───── EXTRAIT ─────

B. Py (1980 a, 1980 b) met en question la notion de stades d'ap­prentissage correspondant à des états structurés de l'interlangue: « Une théorie de l'apprentissage doit intégrer la variation pour en faire une des propriétés essentielles de l'interlangue ( ... ). La varia­tion est liée étroitement à la diachronie: la coexistence de deux variantes peut être le premier signe d'un dysfonctionnement dont le rééquilibrage constitue justement un moment évolutif ( ... ) on ne peut faire rendre compte d'un tel passage par la simple juxtaposi­tion de deux règles dont l'une se substituerait à l'autre. Ce qui nous intéresse, ce sont les causes internes et les modalités de cette substi­tution, dont on ne peut rendre entièrement compte que par la prise en considération de l'interlangue elle-même: le changement ne peut pas être expliqué uniquement par la présence de paramètres exté­rieurs (conditions de la communication, besoins langagiers, etc.). Ces paramètres ne sont efficients que si l'interlangue présente des prédispositions à un certain type de changement ( ... ). Définir l'in­terlangue comme un système stable - ainsi que le fait la linguistique avec les ·langues achevées - c'est passer à côté d'une de ses compo­santes essentielles. » (1980 b, pp. 43-46)

─────

== OBJECTIF A ==
D'après l'extrait, à quoi la variation est-elle étroitement liée ?

───── DONNÉES DISPONIBLES ─────

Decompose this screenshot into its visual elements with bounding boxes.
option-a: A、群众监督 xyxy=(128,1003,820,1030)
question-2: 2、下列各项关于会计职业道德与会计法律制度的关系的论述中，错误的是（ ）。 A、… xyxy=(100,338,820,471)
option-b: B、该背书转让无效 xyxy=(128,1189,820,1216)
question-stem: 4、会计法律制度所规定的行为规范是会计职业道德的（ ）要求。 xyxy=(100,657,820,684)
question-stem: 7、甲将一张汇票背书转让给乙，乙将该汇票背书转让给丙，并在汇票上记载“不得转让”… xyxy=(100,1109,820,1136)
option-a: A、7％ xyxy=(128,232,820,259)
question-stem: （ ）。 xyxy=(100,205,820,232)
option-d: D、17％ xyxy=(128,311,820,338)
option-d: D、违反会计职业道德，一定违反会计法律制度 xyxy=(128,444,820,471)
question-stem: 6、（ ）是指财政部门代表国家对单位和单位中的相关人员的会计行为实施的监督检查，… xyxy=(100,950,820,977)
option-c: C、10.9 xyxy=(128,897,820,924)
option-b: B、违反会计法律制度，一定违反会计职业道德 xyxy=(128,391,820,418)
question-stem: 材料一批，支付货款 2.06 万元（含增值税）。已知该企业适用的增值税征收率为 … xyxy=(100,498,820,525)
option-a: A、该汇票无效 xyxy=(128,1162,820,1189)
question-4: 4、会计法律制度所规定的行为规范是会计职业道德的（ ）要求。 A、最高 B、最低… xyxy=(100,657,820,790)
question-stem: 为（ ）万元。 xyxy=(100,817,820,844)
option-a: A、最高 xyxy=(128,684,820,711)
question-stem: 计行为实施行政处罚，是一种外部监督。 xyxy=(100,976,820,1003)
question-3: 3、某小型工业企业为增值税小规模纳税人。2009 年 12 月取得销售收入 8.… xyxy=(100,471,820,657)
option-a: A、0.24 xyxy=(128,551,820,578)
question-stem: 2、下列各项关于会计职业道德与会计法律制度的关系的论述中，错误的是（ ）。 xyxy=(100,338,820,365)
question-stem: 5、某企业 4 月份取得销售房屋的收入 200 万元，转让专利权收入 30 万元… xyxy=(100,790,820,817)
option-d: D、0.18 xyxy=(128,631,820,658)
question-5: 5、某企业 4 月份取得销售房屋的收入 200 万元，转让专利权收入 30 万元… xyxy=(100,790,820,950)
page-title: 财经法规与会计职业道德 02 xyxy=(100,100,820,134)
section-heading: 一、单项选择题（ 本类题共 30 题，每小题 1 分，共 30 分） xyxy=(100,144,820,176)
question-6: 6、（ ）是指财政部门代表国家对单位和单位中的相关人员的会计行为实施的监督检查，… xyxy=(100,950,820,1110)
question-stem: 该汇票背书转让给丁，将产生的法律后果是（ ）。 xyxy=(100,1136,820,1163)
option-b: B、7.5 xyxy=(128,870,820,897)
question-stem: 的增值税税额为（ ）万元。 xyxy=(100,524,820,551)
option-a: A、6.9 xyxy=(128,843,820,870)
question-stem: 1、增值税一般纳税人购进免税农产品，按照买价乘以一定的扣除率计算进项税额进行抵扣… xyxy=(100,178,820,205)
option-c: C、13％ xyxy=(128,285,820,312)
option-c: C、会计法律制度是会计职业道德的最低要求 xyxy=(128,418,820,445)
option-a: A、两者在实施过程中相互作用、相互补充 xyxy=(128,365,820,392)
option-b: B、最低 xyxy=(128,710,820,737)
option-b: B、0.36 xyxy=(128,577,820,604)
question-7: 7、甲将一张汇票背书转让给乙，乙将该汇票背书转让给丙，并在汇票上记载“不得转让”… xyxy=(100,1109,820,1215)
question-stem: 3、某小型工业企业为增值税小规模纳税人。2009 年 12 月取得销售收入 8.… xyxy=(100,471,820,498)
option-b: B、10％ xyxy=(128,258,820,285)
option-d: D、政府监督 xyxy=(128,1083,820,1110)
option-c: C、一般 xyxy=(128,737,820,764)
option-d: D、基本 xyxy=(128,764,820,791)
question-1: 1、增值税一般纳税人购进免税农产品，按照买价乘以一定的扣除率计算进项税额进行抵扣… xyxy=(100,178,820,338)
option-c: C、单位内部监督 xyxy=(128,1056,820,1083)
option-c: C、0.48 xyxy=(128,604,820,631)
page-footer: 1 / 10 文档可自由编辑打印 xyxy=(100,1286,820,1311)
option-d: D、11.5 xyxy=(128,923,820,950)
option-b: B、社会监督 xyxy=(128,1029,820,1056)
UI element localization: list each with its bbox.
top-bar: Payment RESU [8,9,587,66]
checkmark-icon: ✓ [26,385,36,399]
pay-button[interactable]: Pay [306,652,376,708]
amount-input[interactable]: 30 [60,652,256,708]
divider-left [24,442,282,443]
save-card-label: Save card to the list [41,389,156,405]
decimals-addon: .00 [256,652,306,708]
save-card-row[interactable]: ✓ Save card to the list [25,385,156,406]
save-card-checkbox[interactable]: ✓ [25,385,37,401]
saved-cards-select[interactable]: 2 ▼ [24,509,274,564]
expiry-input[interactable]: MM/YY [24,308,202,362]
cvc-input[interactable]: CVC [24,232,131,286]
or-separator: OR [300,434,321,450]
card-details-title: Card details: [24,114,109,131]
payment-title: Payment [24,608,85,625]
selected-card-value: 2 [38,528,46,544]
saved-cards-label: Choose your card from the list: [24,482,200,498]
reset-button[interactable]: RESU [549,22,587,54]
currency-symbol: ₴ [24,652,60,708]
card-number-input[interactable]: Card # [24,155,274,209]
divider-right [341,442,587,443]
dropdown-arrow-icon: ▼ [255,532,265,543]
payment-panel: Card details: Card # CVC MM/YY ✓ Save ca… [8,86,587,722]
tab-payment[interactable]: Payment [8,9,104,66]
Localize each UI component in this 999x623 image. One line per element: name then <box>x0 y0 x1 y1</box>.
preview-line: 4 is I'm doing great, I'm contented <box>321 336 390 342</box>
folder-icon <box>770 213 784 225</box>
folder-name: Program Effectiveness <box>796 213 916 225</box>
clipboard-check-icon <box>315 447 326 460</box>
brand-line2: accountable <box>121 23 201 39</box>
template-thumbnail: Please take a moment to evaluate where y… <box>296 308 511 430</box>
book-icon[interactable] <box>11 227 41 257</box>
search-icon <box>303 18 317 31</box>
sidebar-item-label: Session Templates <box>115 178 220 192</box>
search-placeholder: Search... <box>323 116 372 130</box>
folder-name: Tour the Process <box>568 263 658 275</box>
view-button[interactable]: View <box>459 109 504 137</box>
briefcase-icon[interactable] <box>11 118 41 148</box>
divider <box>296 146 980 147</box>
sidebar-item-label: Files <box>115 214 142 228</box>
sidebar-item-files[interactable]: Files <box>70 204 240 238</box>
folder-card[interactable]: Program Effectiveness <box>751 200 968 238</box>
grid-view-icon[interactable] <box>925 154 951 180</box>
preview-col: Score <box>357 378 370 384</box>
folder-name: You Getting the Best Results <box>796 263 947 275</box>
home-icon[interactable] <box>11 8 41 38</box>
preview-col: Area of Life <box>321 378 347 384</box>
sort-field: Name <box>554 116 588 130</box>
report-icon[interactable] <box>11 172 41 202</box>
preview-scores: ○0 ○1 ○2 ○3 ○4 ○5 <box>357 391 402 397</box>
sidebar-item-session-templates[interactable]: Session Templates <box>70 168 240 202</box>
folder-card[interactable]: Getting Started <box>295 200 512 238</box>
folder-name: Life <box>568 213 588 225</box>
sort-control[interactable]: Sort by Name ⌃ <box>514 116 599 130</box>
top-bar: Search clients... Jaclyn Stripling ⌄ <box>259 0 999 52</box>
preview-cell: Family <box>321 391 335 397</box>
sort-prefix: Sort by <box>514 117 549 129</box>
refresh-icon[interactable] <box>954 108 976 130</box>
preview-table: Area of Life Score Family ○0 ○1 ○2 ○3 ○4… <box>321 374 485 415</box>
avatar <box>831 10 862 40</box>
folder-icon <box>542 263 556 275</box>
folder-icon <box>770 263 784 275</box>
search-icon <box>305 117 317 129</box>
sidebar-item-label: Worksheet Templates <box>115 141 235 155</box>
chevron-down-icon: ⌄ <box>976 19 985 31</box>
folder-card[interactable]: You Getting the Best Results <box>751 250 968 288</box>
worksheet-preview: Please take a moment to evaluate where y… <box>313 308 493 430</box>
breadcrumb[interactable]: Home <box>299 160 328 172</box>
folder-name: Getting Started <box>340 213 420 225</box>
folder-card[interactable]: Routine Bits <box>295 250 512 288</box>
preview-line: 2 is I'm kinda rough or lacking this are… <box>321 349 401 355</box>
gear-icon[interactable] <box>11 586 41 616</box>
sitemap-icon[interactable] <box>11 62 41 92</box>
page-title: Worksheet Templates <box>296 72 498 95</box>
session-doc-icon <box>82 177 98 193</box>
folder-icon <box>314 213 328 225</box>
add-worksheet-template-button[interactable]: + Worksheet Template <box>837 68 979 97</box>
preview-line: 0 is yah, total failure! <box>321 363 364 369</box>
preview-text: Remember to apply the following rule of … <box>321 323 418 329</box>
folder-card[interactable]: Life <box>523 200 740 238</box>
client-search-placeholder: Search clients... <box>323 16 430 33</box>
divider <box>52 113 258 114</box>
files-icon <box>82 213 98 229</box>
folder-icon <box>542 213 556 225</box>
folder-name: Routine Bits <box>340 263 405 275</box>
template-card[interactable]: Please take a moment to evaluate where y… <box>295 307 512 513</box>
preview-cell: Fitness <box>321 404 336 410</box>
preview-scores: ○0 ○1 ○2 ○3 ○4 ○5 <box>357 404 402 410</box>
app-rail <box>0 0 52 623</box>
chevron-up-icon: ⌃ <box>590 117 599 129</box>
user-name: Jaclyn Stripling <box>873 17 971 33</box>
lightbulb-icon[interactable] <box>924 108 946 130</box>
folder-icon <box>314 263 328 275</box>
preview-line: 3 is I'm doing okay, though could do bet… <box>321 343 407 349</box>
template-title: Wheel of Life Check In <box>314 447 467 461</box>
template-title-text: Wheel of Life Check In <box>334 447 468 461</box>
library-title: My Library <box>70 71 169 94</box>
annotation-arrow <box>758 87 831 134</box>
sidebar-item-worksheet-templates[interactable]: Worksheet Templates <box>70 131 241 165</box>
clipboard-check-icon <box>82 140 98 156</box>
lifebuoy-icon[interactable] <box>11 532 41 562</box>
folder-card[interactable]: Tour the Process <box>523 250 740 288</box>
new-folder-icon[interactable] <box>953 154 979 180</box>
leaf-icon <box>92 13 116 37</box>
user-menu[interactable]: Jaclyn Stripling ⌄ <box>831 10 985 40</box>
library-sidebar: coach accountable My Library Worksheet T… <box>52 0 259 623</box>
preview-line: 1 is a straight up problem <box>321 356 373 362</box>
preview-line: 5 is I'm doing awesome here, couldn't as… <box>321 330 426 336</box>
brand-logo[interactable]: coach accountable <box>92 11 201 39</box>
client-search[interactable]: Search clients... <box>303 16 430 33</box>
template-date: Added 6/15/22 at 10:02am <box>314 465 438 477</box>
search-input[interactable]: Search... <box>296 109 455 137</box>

─────

== OBJECTIF B ==
Disposez en tableau Markdown la partie des enregistrements qui s'ouvre avec leur première ligne et se termine avec la ligne contenant « option-d: D、违反会计职业道德，一定违反会计法律制度 xyxy=(128,444,820,471) », les deux incluses. Utilisez les colonnes N° et Ligne, sans les lignes vides.

== RÉPONSE COMPLÈTE A ==
À la diachronie.

== RÉPONSE COMPLÈTE B ==
| N° | Ligne |
|---|---|
| 1 | Decompose this screenshot into its visual elements with bounding boxes. |
| 2 | option-a: A、群众监督 xyxy=(128,1003,820,1030) |
| 3 | question-2: 2、下列各项关于会计职业道德与会计法律制度的关系的论述中，错误的是（ ）。 A、… xyxy=(100,338,820,471) |
| 4 | option-b: B、该背书转让无效 xyxy=(128,1189,820,1216) |
| 5 | question-stem: 4、会计法律制度所规定的行为规范是会计职业道德的（ ）要求。 xyxy=(100,657,820,684) |
| 6 | question-stem: 7、甲将一张汇票背书转让给乙，乙将该汇票背书转让给丙，并在汇票上记载“不得转让”… xyxy=(100,1109,820,1136) |
| 7 | option-a: A、7％ xyxy=(128,232,820,259) |
| 8 | question-stem: （ ）。 xyxy=(100,205,820,232) |
| 9 | option-d: D、17％ xyxy=(128,311,820,338) |
| 10 | option-d: D、违反会计职业道德，一定违反会计法律制度 xyxy=(128,444,820,471) |